--- LISTED RECORDS ---

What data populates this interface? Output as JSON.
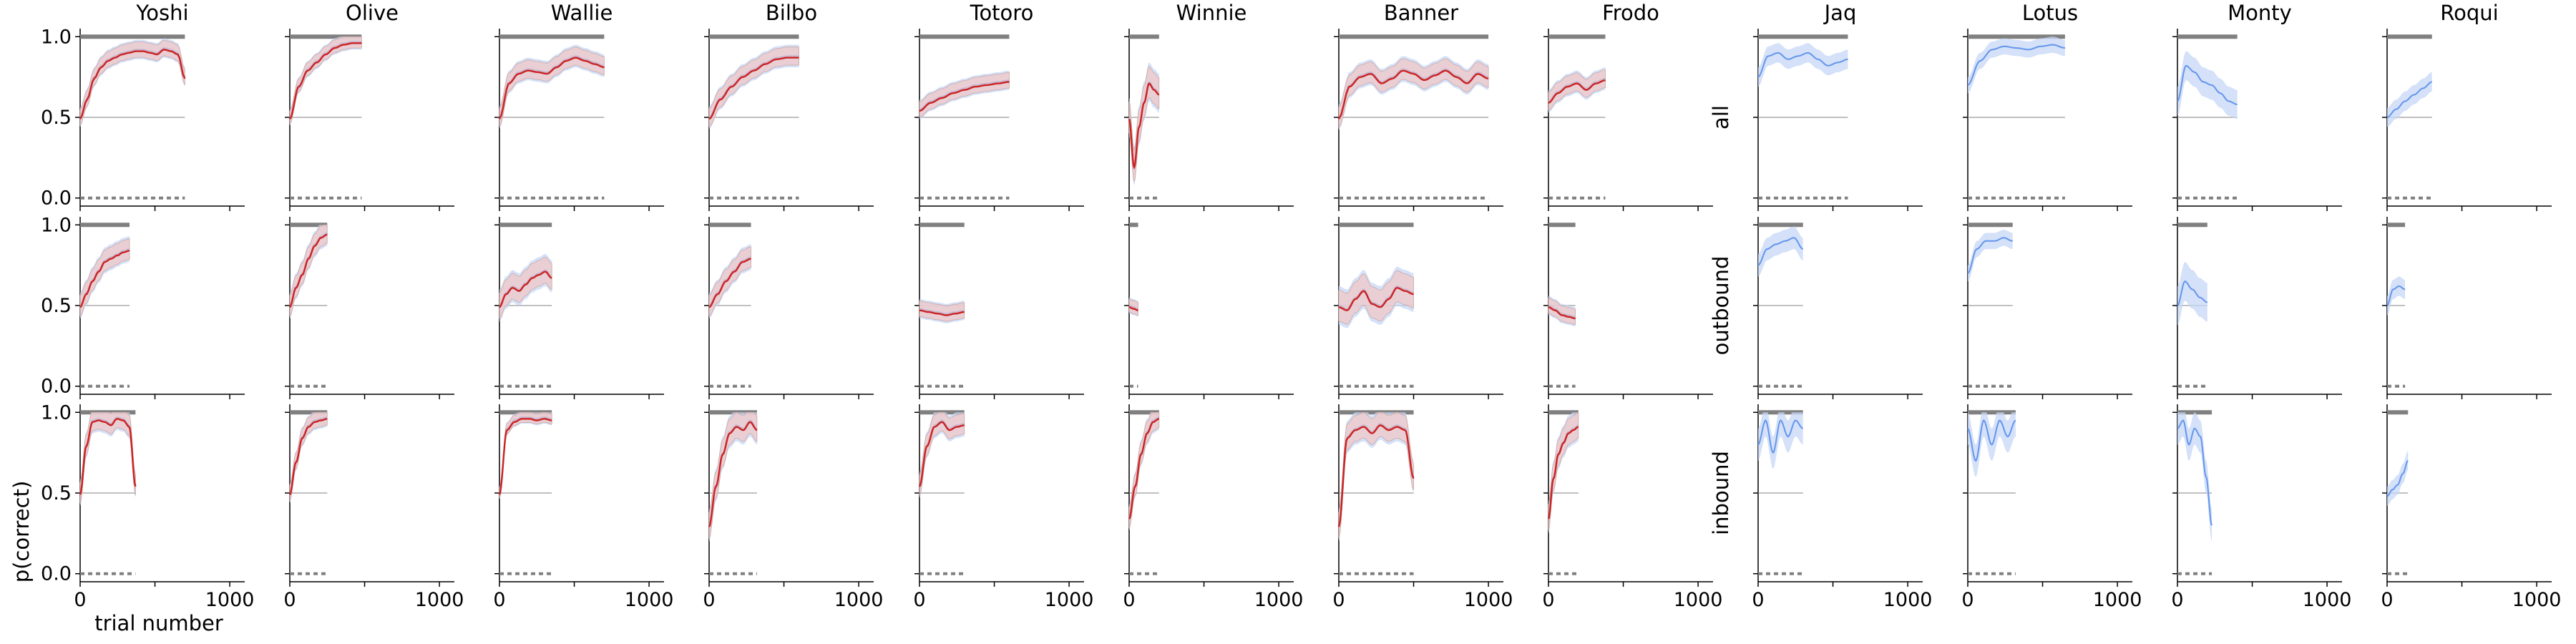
{
  "chart_data": {
    "type": "line",
    "ylabel": "p(correct)",
    "xlabel": "trial number",
    "xlim": [
      0,
      1100
    ],
    "ylim": [
      -0.05,
      1.05
    ],
    "xticks": [
      0,
      1000
    ],
    "yticks": [
      "0.0",
      "0.5",
      "1.0"
    ],
    "rows": [
      "all",
      "outbound",
      "inbound"
    ],
    "colors": {
      "blue": "#6495ed",
      "blue_fill": "#c6d7f6",
      "red": "#cc2222",
      "red_fill": "#f2c8c4",
      "gray": "#808080"
    },
    "panels": [
      {
        "name": "Yoshi",
        "red": true,
        "rows": [
          {
            "n": 700,
            "y": [
              0.5,
              0.62,
              0.75,
              0.82,
              0.86,
              0.88,
              0.9,
              0.91,
              0.92,
              0.92,
              0.91,
              0.9,
              0.93,
              0.92,
              0.9,
              0.75
            ],
            "band": 0.06
          },
          {
            "n": 330,
            "y": [
              0.5,
              0.58,
              0.66,
              0.72,
              0.78,
              0.8,
              0.82,
              0.84,
              0.85
            ],
            "band": 0.08
          },
          {
            "n": 370,
            "y": [
              0.5,
              0.8,
              0.95,
              0.96,
              0.95,
              0.93,
              0.97,
              0.96,
              0.92,
              0.55
            ],
            "band": 0.08
          }
        ]
      },
      {
        "name": "Olive",
        "red": true,
        "rows": [
          {
            "n": 480,
            "y": [
              0.5,
              0.7,
              0.8,
              0.85,
              0.9,
              0.94,
              0.96,
              0.97,
              0.97
            ],
            "band": 0.05
          },
          {
            "n": 250,
            "y": [
              0.5,
              0.62,
              0.7,
              0.8,
              0.88,
              0.93,
              0.95
            ],
            "band": 0.08
          },
          {
            "n": 250,
            "y": [
              0.5,
              0.7,
              0.85,
              0.92,
              0.95,
              0.96,
              0.97
            ],
            "band": 0.06
          }
        ]
      },
      {
        "name": "Wallie",
        "red": true,
        "rows": [
          {
            "n": 700,
            "y": [
              0.5,
              0.72,
              0.78,
              0.8,
              0.79,
              0.78,
              0.82,
              0.86,
              0.88,
              0.86,
              0.84,
              0.82
            ],
            "band": 0.07
          },
          {
            "n": 350,
            "y": [
              0.5,
              0.58,
              0.62,
              0.6,
              0.64,
              0.68,
              0.7,
              0.72,
              0.68
            ],
            "band": 0.1
          },
          {
            "n": 350,
            "y": [
              0.5,
              0.9,
              0.95,
              0.97,
              0.97,
              0.96,
              0.97,
              0.96
            ],
            "band": 0.04
          }
        ]
      },
      {
        "name": "Bilbo",
        "red": true,
        "rows": [
          {
            "n": 600,
            "y": [
              0.5,
              0.62,
              0.7,
              0.76,
              0.8,
              0.84,
              0.87,
              0.88,
              0.88
            ],
            "band": 0.07
          },
          {
            "n": 280,
            "y": [
              0.5,
              0.58,
              0.66,
              0.72,
              0.78,
              0.8
            ],
            "band": 0.08
          },
          {
            "n": 320,
            "y": [
              0.3,
              0.55,
              0.75,
              0.88,
              0.92,
              0.9,
              0.95,
              0.9
            ],
            "band": 0.1
          }
        ]
      },
      {
        "name": "Totoro",
        "red": true,
        "rows": [
          {
            "n": 600,
            "y": [
              0.55,
              0.6,
              0.63,
              0.66,
              0.68,
              0.7,
              0.71,
              0.72,
              0.73
            ],
            "band": 0.06
          },
          {
            "n": 300,
            "y": [
              0.48,
              0.47,
              0.46,
              0.45,
              0.46,
              0.47
            ],
            "band": 0.06
          },
          {
            "n": 300,
            "y": [
              0.55,
              0.8,
              0.92,
              0.95,
              0.9,
              0.92,
              0.93
            ],
            "band": 0.08
          }
        ]
      },
      {
        "name": "Winnie",
        "red": true,
        "rows": [
          {
            "n": 200,
            "y": [
              0.5,
              0.2,
              0.45,
              0.6,
              0.72,
              0.68,
              0.65
            ],
            "band": 0.12
          },
          {
            "n": 60,
            "y": [
              0.5,
              0.49,
              0.48
            ],
            "band": 0.05
          },
          {
            "n": 200,
            "y": [
              0.35,
              0.55,
              0.75,
              0.88,
              0.95,
              0.97
            ],
            "band": 0.08
          }
        ]
      },
      {
        "name": "Banner",
        "red": true,
        "rows": [
          {
            "n": 1000,
            "y": [
              0.5,
              0.7,
              0.76,
              0.78,
              0.72,
              0.75,
              0.8,
              0.78,
              0.74,
              0.77,
              0.8,
              0.76,
              0.72,
              0.78,
              0.75
            ],
            "band": 0.08
          },
          {
            "n": 500,
            "y": [
              0.5,
              0.48,
              0.55,
              0.6,
              0.52,
              0.5,
              0.55,
              0.62,
              0.6,
              0.58
            ],
            "band": 0.12
          },
          {
            "n": 500,
            "y": [
              0.3,
              0.85,
              0.9,
              0.92,
              0.88,
              0.93,
              0.9,
              0.92,
              0.9,
              0.6
            ],
            "band": 0.1
          }
        ]
      },
      {
        "name": "Frodo",
        "red": true,
        "rows": [
          {
            "n": 380,
            "y": [
              0.6,
              0.66,
              0.7,
              0.72,
              0.68,
              0.72,
              0.74
            ],
            "band": 0.07
          },
          {
            "n": 180,
            "y": [
              0.5,
              0.48,
              0.45,
              0.44,
              0.43
            ],
            "band": 0.06
          },
          {
            "n": 200,
            "y": [
              0.35,
              0.6,
              0.75,
              0.82,
              0.88,
              0.9,
              0.92
            ],
            "band": 0.1
          }
        ]
      },
      {
        "name": "Jaq",
        "red": false,
        "rows": [
          {
            "n": 600,
            "y": [
              0.75,
              0.88,
              0.9,
              0.86,
              0.88,
              0.9,
              0.86,
              0.82,
              0.84,
              0.86
            ],
            "band": 0.06
          },
          {
            "n": 300,
            "y": [
              0.75,
              0.85,
              0.88,
              0.9,
              0.92,
              0.85
            ],
            "band": 0.07
          },
          {
            "n": 300,
            "y": [
              0.8,
              0.95,
              0.75,
              0.95,
              0.85,
              0.95,
              0.9
            ],
            "band": 0.1
          }
        ]
      },
      {
        "name": "Lotus",
        "red": false,
        "rows": [
          {
            "n": 650,
            "y": [
              0.7,
              0.85,
              0.92,
              0.94,
              0.93,
              0.92,
              0.94,
              0.95,
              0.93
            ],
            "band": 0.05
          },
          {
            "n": 300,
            "y": [
              0.7,
              0.85,
              0.9,
              0.9,
              0.92,
              0.9
            ],
            "band": 0.05
          },
          {
            "n": 320,
            "y": [
              0.9,
              0.7,
              0.95,
              0.8,
              0.95,
              0.85,
              0.95
            ],
            "band": 0.1
          }
        ]
      },
      {
        "name": "Monty",
        "red": false,
        "rows": [
          {
            "n": 400,
            "y": [
              0.6,
              0.82,
              0.78,
              0.72,
              0.7,
              0.65,
              0.6,
              0.58
            ],
            "band": 0.09
          },
          {
            "n": 200,
            "y": [
              0.5,
              0.65,
              0.6,
              0.55,
              0.52
            ],
            "band": 0.12
          },
          {
            "n": 230,
            "y": [
              0.9,
              0.95,
              0.8,
              0.9,
              0.85,
              0.6,
              0.3
            ],
            "band": 0.1
          }
        ]
      },
      {
        "name": "Roqui",
        "red": false,
        "rows": [
          {
            "n": 300,
            "y": [
              0.5,
              0.55,
              0.6,
              0.64,
              0.68,
              0.72
            ],
            "band": 0.06
          },
          {
            "n": 120,
            "y": [
              0.5,
              0.6,
              0.62,
              0.6
            ],
            "band": 0.06
          },
          {
            "n": 140,
            "y": [
              0.48,
              0.52,
              0.55,
              0.62,
              0.7
            ],
            "band": 0.06
          }
        ]
      }
    ]
  }
}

--- THE TASK ---
From the data above, copy out every line with the string "name" in it.

--- CORRECT RESULT ---
        "name": "Yoshi",
        "name": "Olive",
        "name": "Wallie",
        "name": "Bilbo",
        "name": "Totoro",
        "name": "Winnie",
        "name": "Banner",
        "name": "Frodo",
        "name": "Jaq",
        "name": "Lotus",
        "name": "Monty",
        "name": "Roqui",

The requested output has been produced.